* _Work to be completed_: Please copy every line of the records below that holds the word "председателя".

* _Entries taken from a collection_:
======
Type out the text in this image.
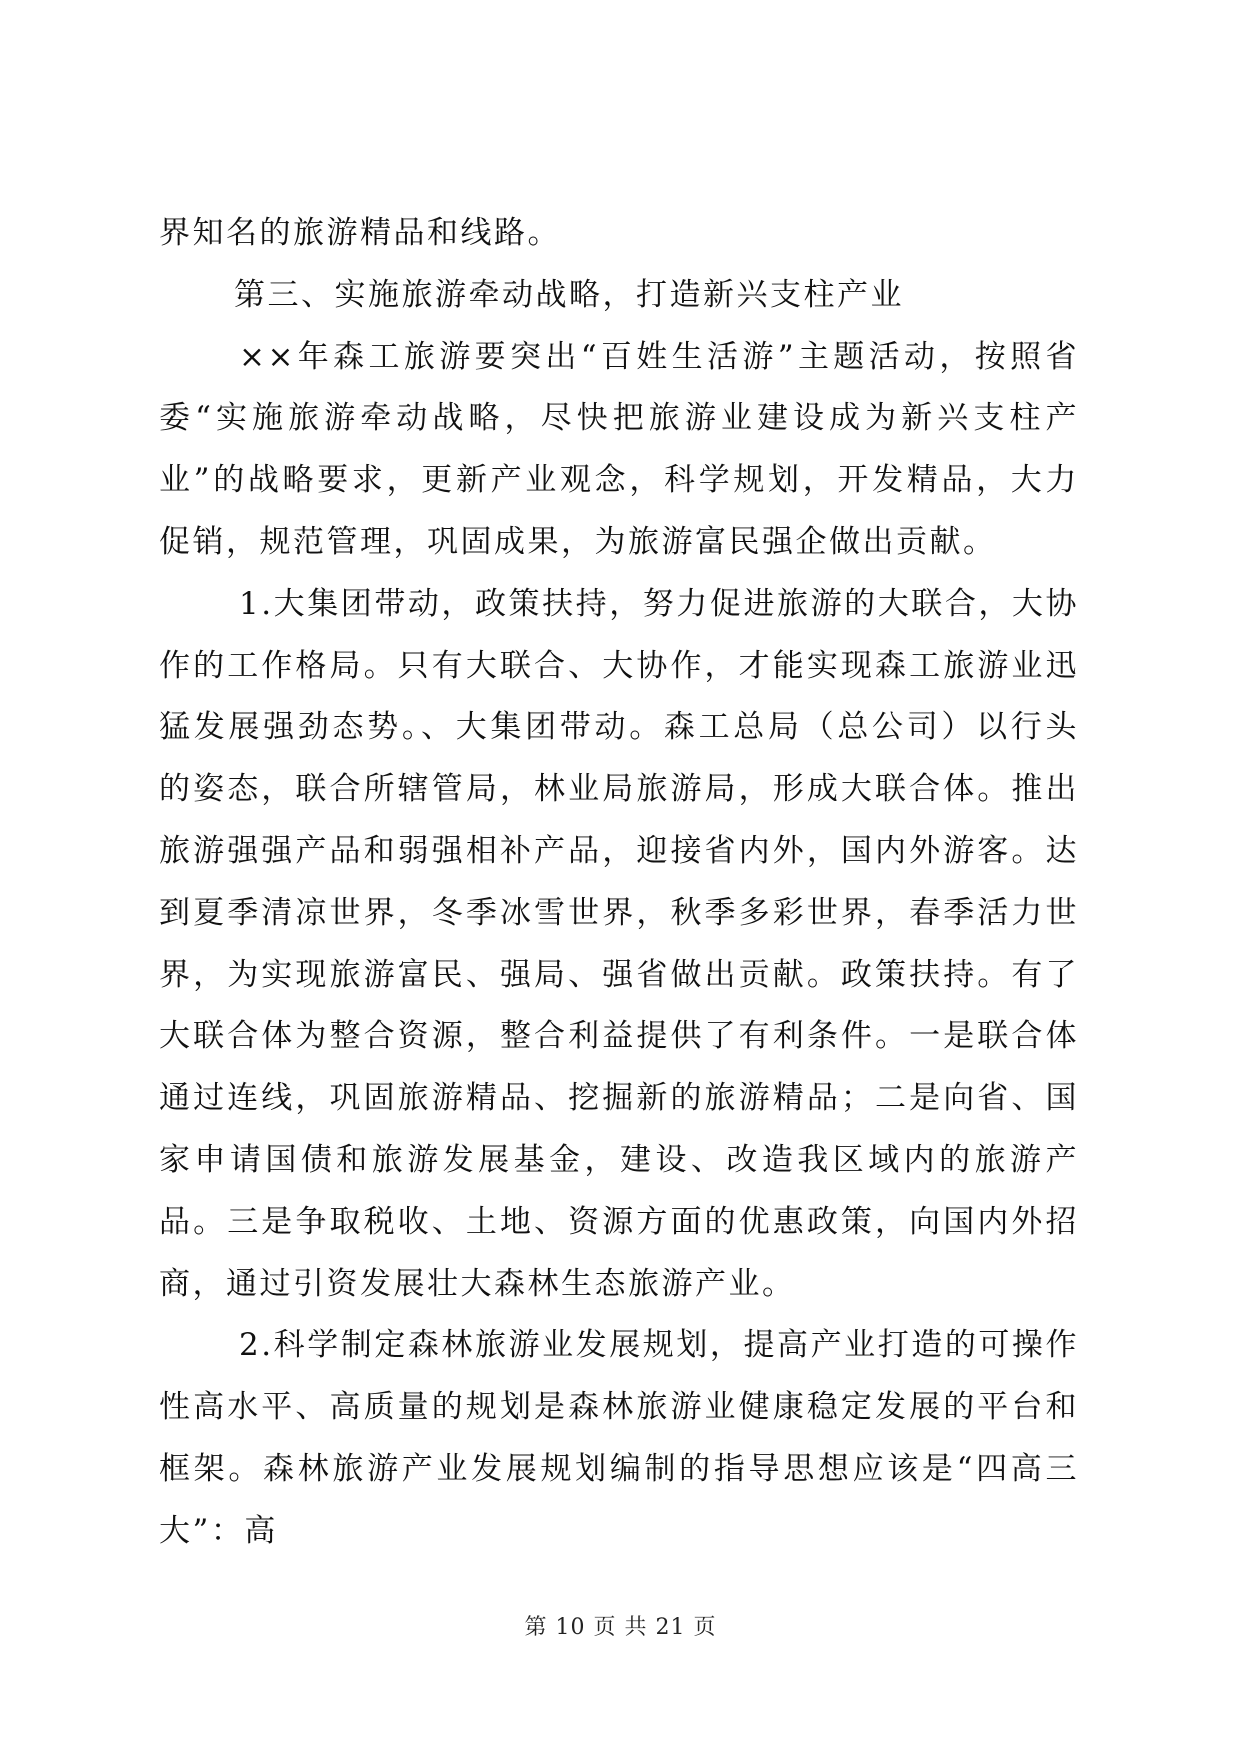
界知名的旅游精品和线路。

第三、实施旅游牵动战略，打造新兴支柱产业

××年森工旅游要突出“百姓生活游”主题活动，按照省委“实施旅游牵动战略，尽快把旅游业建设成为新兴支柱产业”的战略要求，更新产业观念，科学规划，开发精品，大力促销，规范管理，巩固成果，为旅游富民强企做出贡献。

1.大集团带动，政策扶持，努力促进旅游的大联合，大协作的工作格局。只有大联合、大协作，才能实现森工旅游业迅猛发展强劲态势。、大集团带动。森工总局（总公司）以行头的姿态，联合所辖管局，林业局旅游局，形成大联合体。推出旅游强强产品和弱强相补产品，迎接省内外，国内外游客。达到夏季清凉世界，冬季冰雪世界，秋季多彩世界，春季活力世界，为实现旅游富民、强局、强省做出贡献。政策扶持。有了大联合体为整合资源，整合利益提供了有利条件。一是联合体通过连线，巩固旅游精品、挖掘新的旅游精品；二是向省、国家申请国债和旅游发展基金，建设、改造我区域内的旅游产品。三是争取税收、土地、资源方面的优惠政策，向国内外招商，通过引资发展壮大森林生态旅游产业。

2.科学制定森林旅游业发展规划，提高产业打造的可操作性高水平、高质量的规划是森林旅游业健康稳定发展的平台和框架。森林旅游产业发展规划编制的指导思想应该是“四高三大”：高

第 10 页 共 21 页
======
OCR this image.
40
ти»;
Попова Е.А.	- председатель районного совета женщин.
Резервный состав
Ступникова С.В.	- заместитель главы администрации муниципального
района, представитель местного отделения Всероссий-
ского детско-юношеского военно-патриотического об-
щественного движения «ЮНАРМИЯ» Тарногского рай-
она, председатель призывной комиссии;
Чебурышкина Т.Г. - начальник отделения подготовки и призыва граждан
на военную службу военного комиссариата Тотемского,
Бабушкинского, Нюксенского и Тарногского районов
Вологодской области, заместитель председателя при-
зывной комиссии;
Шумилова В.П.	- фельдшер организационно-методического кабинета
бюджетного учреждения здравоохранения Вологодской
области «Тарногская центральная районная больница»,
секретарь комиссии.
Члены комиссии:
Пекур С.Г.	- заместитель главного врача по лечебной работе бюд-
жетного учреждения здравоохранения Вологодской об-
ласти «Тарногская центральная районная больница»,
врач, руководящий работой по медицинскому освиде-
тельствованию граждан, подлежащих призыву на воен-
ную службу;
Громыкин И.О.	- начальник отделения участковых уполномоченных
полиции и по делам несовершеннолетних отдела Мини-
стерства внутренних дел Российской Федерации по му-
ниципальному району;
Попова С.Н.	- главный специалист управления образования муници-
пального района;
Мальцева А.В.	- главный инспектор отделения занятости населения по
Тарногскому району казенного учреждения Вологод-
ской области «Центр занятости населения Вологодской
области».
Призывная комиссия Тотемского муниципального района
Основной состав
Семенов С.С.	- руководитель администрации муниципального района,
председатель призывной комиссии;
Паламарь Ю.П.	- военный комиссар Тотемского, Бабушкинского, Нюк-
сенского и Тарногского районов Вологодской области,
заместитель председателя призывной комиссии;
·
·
======
* _Exercise output_:
Вологодской области, заместитель председателя при-
заместитель председателя призывной комиссии;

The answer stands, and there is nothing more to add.